### SHORT TASK
In your copy, include every line of the listing below exactly but none of the pictures.
### TASK MATERIAL ###
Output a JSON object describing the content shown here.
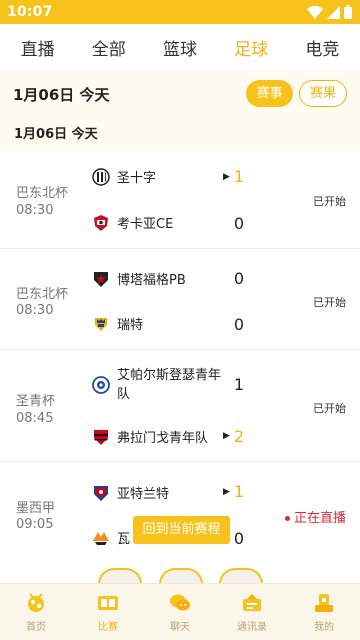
{
  "status_bar": {
    "time": "10:07"
  },
  "tabs": [
    {
      "label": "直播",
      "active": false
    },
    {
      "label": "全部",
      "active": false
    },
    {
      "label": "篮球",
      "active": false
    },
    {
      "label": "足球",
      "active": true
    },
    {
      "label": "电竞",
      "active": false
    }
  ],
  "date_header": {
    "main": "1月06日  今天",
    "sub": "1月06日  今天"
  },
  "filters": {
    "event_label": "赛事",
    "result_label": "赛果"
  },
  "matches": [
    {
      "league": "巴东北杯",
      "time": "08:30",
      "home": {
        "name": "圣十字",
        "score": "1",
        "highlight": true,
        "arrow": true
      },
      "away": {
        "name": "考卡亚CE",
        "score": "0",
        "highlight": false,
        "arrow": false
      },
      "status": "已开始"
    },
    {
      "league": "巴东北杯",
      "time": "08:30",
      "home": {
        "name": "博塔福格PB",
        "score": "0",
        "highlight": false,
        "arrow": false
      },
      "away": {
        "name": "瑞特",
        "score": "0",
        "highlight": false,
        "arrow": false
      },
      "status": "已开始"
    },
    {
      "league": "圣青杯",
      "time": "08:45",
      "home": {
        "name": "艾帕尔斯登瑟青年队",
        "score": "1",
        "highlight": false,
        "arrow": false
      },
      "away": {
        "name": "弗拉门戈青年队",
        "score": "2",
        "highlight": true,
        "arrow": true
      },
      "status": "已开始"
    },
    {
      "league": "墨西甲",
      "time": "09:05",
      "home": {
        "name": "亚特兰特",
        "score": "1",
        "highlight": true,
        "arrow": true
      },
      "away": {
        "name": "瓦",
        "score": "0",
        "highlight": false,
        "arrow": false
      },
      "status": "正在直播"
    }
  ],
  "back_to_current": "回到当前赛程",
  "bottom_nav": [
    {
      "label": "首页",
      "icon": "home-icon",
      "active": false
    },
    {
      "label": "比赛",
      "icon": "match-icon",
      "active": true
    },
    {
      "label": "聊天",
      "icon": "chat-icon",
      "active": false
    },
    {
      "label": "通讯录",
      "icon": "contacts-icon",
      "active": false
    },
    {
      "label": "我的",
      "icon": "profile-icon",
      "active": false
    }
  ],
  "colors": {
    "accent": "#f7c21c",
    "accent_text": "#f2b317",
    "live": "#e0283a",
    "header_bg": "#fffbf0",
    "nav_bg": "#fbf6ea"
  }
}
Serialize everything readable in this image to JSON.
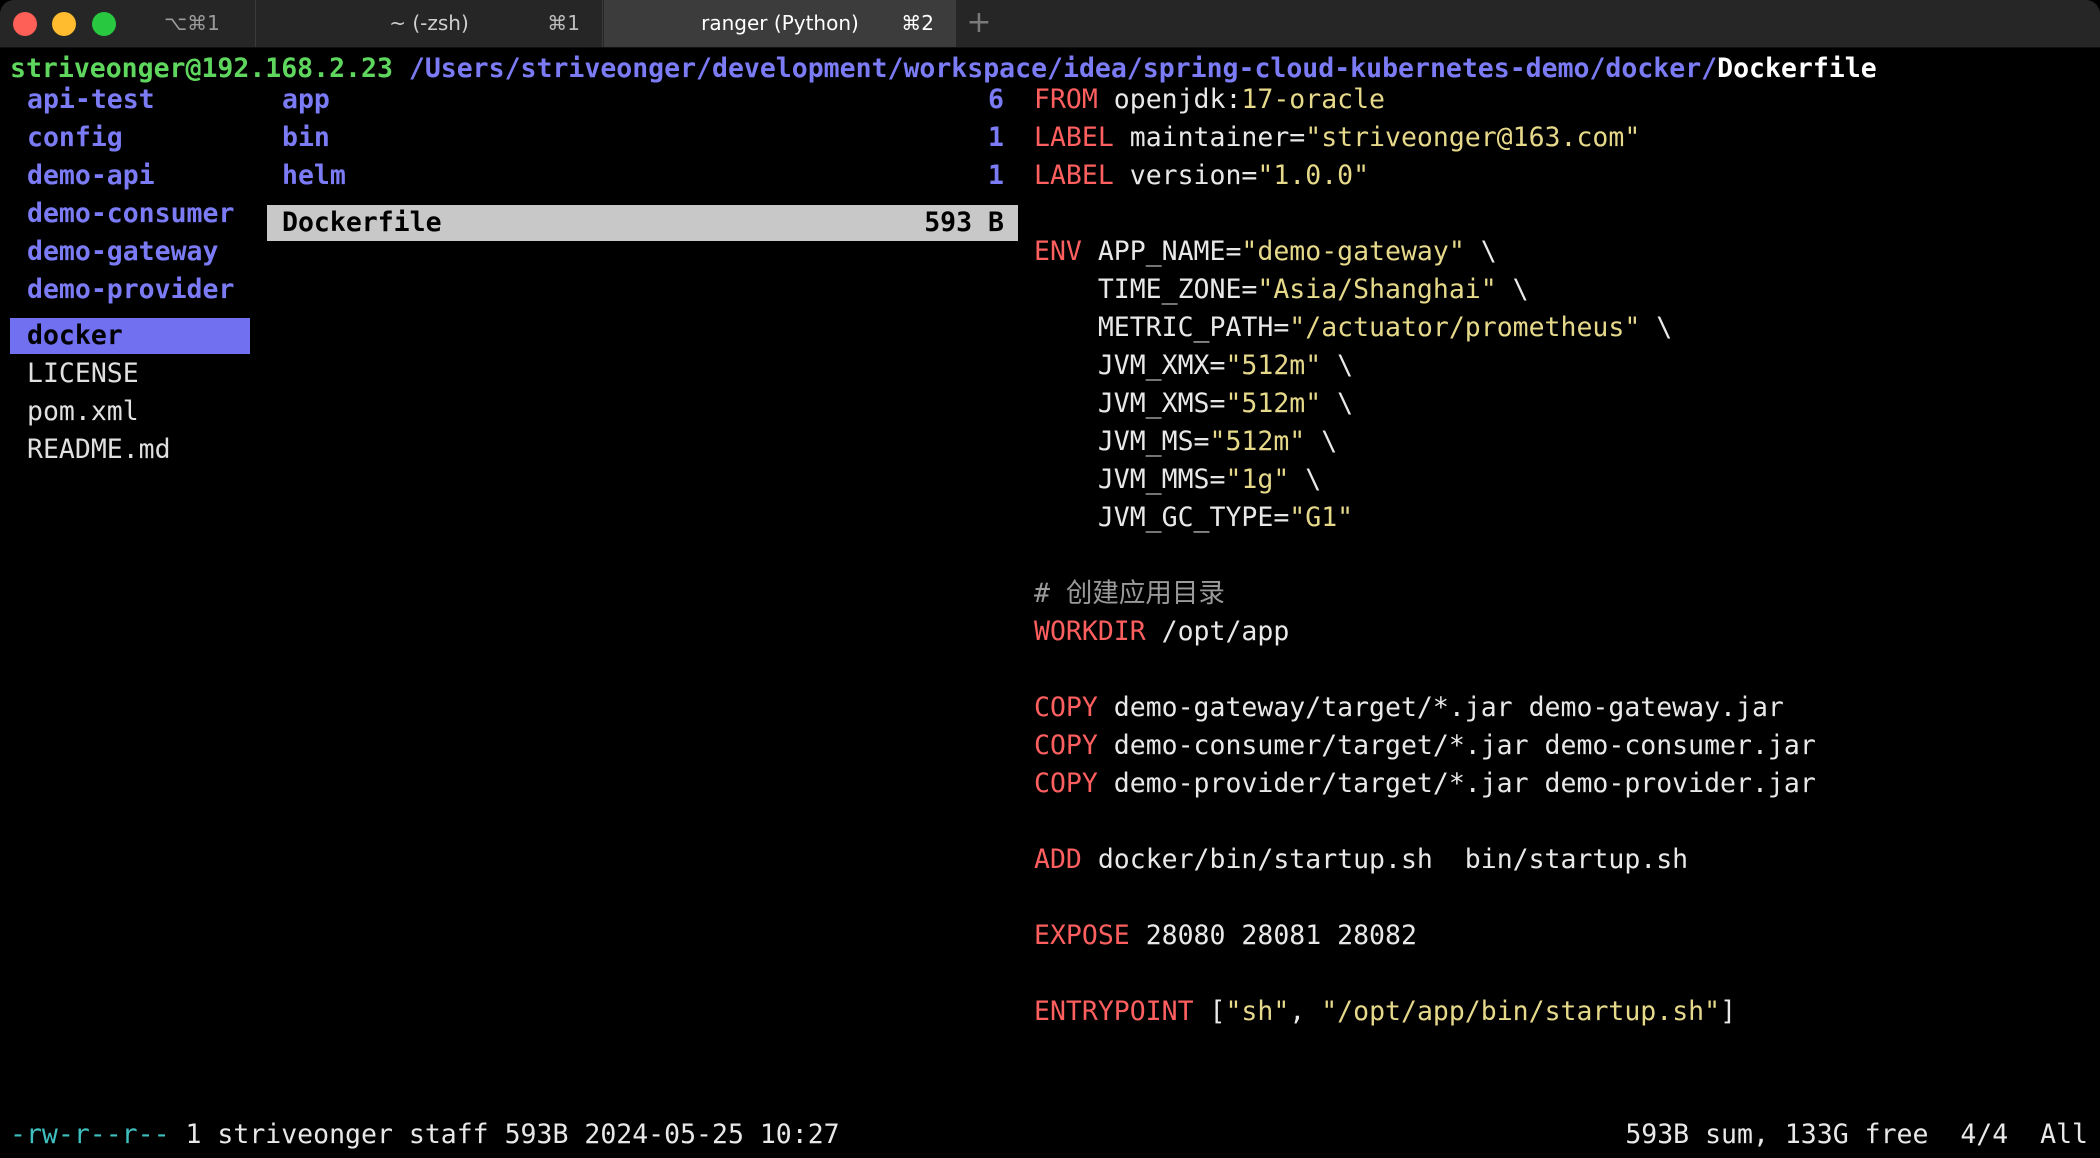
{
  "window": {
    "tabs": [
      {
        "title": "⌥⌘1",
        "shortcut": ""
      },
      {
        "title": "~ (-zsh)",
        "shortcut": "⌘1"
      },
      {
        "title": "ranger (Python)",
        "shortcut": "⌘2",
        "active": true
      }
    ],
    "new_tab_label": "+"
  },
  "header": {
    "host": "striveonger@192.168.2.23",
    "path": " /Users/striveonger/development/workspace/idea/spring-cloud-kubernetes-demo/docker/",
    "file": "Dockerfile"
  },
  "parent_column": [
    {
      "name": "api-test",
      "type": "dir"
    },
    {
      "name": "config",
      "type": "dir"
    },
    {
      "name": "demo-api",
      "type": "dir"
    },
    {
      "name": "demo-consumer",
      "type": "dir"
    },
    {
      "name": "demo-gateway",
      "type": "dir"
    },
    {
      "name": "demo-provider",
      "type": "dir"
    },
    {
      "name": "docker",
      "type": "dir",
      "selected": true
    },
    {
      "name": "LICENSE",
      "type": "file"
    },
    {
      "name": "pom.xml",
      "type": "file"
    },
    {
      "name": "README.md",
      "type": "file"
    }
  ],
  "current_column": [
    {
      "name": "app",
      "info": "6",
      "type": "dir"
    },
    {
      "name": "bin",
      "info": "1",
      "type": "dir"
    },
    {
      "name": "helm",
      "info": "1",
      "type": "dir"
    },
    {
      "name": "Dockerfile",
      "info": "593 B",
      "type": "file",
      "selected": true
    }
  ],
  "preview": {
    "lines": [
      [
        "FROM",
        " openjdk:",
        "17-oracle"
      ],
      [
        "LABEL",
        " maintainer=",
        "\"striveonger@163.com\""
      ],
      [
        "LABEL",
        " version=",
        "\"1.0.0\""
      ],
      [
        "ENV",
        " APP_NAME=",
        "\"demo-gateway\"",
        " \\"
      ],
      [
        "    TIME_ZONE=",
        "\"Asia/Shanghai\"",
        " \\"
      ],
      [
        "    METRIC_PATH=",
        "\"/actuator/prometheus\"",
        " \\"
      ],
      [
        "    JVM_XMX=",
        "\"512m\"",
        " \\"
      ],
      [
        "    JVM_XMS=",
        "\"512m\"",
        " \\"
      ],
      [
        "    JVM_MS=",
        "\"512m\"",
        " \\"
      ],
      [
        "    JVM_MMS=",
        "\"1g\"",
        " \\"
      ],
      [
        "    JVM_GC_TYPE=",
        "\"G1\""
      ],
      [
        "# 创建应用目录"
      ],
      [
        "WORKDIR",
        " /opt/app"
      ],
      [
        "COPY",
        " demo-gateway/target/*.jar demo-gateway.jar"
      ],
      [
        "COPY",
        " demo-consumer/target/*.jar demo-consumer.jar"
      ],
      [
        "COPY",
        " demo-provider/target/*.jar demo-provider.jar"
      ],
      [
        "ADD",
        " docker/bin/startup.sh  bin/startup.sh"
      ],
      [
        "EXPOSE",
        " 28080 28081 28082"
      ],
      [
        "ENTRYPOINT",
        " [",
        "\"sh\"",
        ", ",
        "\"/opt/app/bin/startup.sh\"",
        "]"
      ]
    ]
  },
  "status": {
    "permissions": "-rw-r--r--",
    "details": " 1 striveonger staff 593B 2024-05-25 10:27",
    "right": "593B sum, 133G free  4/4  All"
  },
  "colors": {
    "directory": "#7b7bf5",
    "host": "#5fd75f",
    "keyword": "#ff5f5f",
    "string": "#e6d98a",
    "selection_dir": "#7070f0",
    "selection_file": "#c8c8c8",
    "permissions": "#3fc0c0"
  }
}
###
### EXERCISE OUTPUT
Output a JSON object describing the content shown here.
{
  "status_bar": {
    "time": "10:07"
  },
  "tabs": [
    {
      "label": "直播",
      "active": false
    },
    {
      "label": "全部",
      "active": false
    },
    {
      "label": "篮球",
      "active": false
    },
    {
      "label": "足球",
      "active": true
    },
    {
      "label": "电竞",
      "active": false
    }
  ],
  "date_header": {
    "main": "1月06日  今天",
    "sub": "1月06日  今天"
  },
  "filters": {
    "event_label": "赛事",
    "result_label": "赛果"
  },
  "matches": [
    {
      "league": "巴东北杯",
      "time": "08:30",
      "home": {
        "name": "圣十字",
        "score": "1",
        "highlight": true,
        "arrow": true
      },
      "away": {
        "name": "考卡亚CE",
        "score": "0",
        "highlight": false,
        "arrow": false
      },
      "status": "已开始"
    },
    {
      "league": "巴东北杯",
      "time": "08:30",
      "home": {
        "name": "博塔福格PB",
        "score": "0",
        "highlight": false,
        "arrow": false
      },
      "away": {
        "name": "瑞特",
        "score": "0",
        "highlight": false,
        "arrow": false
      },
      "status": "已开始"
    },
    {
      "league": "圣青杯",
      "time": "08:45",
      "home": {
        "name": "艾帕尔斯登瑟青年队",
        "score": "1",
        "highlight": false,
        "arrow": false
      },
      "away": {
        "name": "弗拉门戈青年队",
        "score": "2",
        "highlight": true,
        "arrow": true
      },
      "status": "已开始"
    },
    {
      "league": "墨西甲",
      "time": "09:05",
      "home": {
        "name": "亚特兰特",
        "score": "1",
        "highlight": true,
        "arrow": true
      },
      "away": {
        "name": "瓦",
        "score": "0",
        "highlight": false,
        "arrow": false
      },
      "status": "正在直播"
    }
  ],
  "back_to_current": "回到当前赛程",
  "bottom_nav": [
    {
      "label": "首页",
      "icon": "home-icon",
      "active": false
    },
    {
      "label": "比赛",
      "icon": "match-icon",
      "active": true
    },
    {
      "label": "聊天",
      "icon": "chat-icon",
      "active": false
    },
    {
      "label": "通讯录",
      "icon": "contacts-icon",
      "active": false
    },
    {
      "label": "我的",
      "icon": "profile-icon",
      "active": false
    }
  ],
  "colors": {
    "accent": "#f7c21c",
    "accent_text": "#f2b317",
    "live": "#e0283a",
    "header_bg": "#fffbf0",
    "nav_bg": "#fbf6ea"
  }
}
Serialize everything readable in this image to JSON.
{
  "window": {
    "tabs": [
      {
        "title": "⌥⌘1",
        "shortcut": ""
      },
      {
        "title": "~ (-zsh)",
        "shortcut": "⌘1"
      },
      {
        "title": "ranger (Python)",
        "shortcut": "⌘2",
        "active": true
      }
    ],
    "new_tab_label": "+"
  },
  "header": {
    "host": "striveonger@192.168.2.23",
    "path": " /Users/striveonger/development/workspace/idea/spring-cloud-kubernetes-demo/docker/",
    "file": "Dockerfile"
  },
  "parent_column": [
    {
      "name": "api-test",
      "type": "dir"
    },
    {
      "name": "config",
      "type": "dir"
    },
    {
      "name": "demo-api",
      "type": "dir"
    },
    {
      "name": "demo-consumer",
      "type": "dir"
    },
    {
      "name": "demo-gateway",
      "type": "dir"
    },
    {
      "name": "demo-provider",
      "type": "dir"
    },
    {
      "name": "docker",
      "type": "dir",
      "selected": true
    },
    {
      "name": "LICENSE",
      "type": "file"
    },
    {
      "name": "pom.xml",
      "type": "file"
    },
    {
      "name": "README.md",
      "type": "file"
    }
  ],
  "current_column": [
    {
      "name": "app",
      "info": "6",
      "type": "dir"
    },
    {
      "name": "bin",
      "info": "1",
      "type": "dir"
    },
    {
      "name": "helm",
      "info": "1",
      "type": "dir"
    },
    {
      "name": "Dockerfile",
      "info": "593 B",
      "type": "file",
      "selected": true
    }
  ],
  "preview": {
    "lines": [
      [
        "FROM",
        " openjdk:",
        "17-oracle"
      ],
      [
        "LABEL",
        " maintainer=",
        "\"striveonger@163.com\""
      ],
      [
        "LABEL",
        " version=",
        "\"1.0.0\""
      ],
      [
        "ENV",
        " APP_NAME=",
        "\"demo-gateway\"",
        " \\"
      ],
      [
        "    TIME_ZONE=",
        "\"Asia/Shanghai\"",
        " \\"
      ],
      [
        "    METRIC_PATH=",
        "\"/actuator/prometheus\"",
        " \\"
      ],
      [
        "    JVM_XMX=",
        "\"512m\"",
        " \\"
      ],
      [
        "    JVM_XMS=",
        "\"512m\"",
        " \\"
      ],
      [
        "    JVM_MS=",
        "\"512m\"",
        " \\"
      ],
      [
        "    JVM_MMS=",
        "\"1g\"",
        " \\"
      ],
      [
        "    JVM_GC_TYPE=",
        "\"G1\""
      ],
      [
        "# 创建应用目录"
      ],
      [
        "WORKDIR",
        " /opt/app"
      ],
      [
        "COPY",
        " demo-gateway/target/*.jar demo-gateway.jar"
      ],
      [
        "COPY",
        " demo-consumer/target/*.jar demo-consumer.jar"
      ],
      [
        "COPY",
        " demo-provider/target/*.jar demo-provider.jar"
      ],
      [
        "ADD",
        " docker/bin/startup.sh  bin/startup.sh"
      ],
      [
        "EXPOSE",
        " 28080 28081 28082"
      ],
      [
        "ENTRYPOINT",
        " [",
        "\"sh\"",
        ", ",
        "\"/opt/app/bin/startup.sh\"",
        "]"
      ]
    ]
  },
  "status": {
    "permissions": "-rw-r--r--",
    "details": " 1 striveonger staff 593B 2024-05-25 10:27",
    "right": "593B sum, 133G free  4/4  All"
  },
  "colors": {
    "directory": "#7b7bf5",
    "host": "#5fd75f",
    "keyword": "#ff5f5f",
    "string": "#e6d98a",
    "selection_dir": "#7070f0",
    "selection_file": "#c8c8c8",
    "permissions": "#3fc0c0"
  }
}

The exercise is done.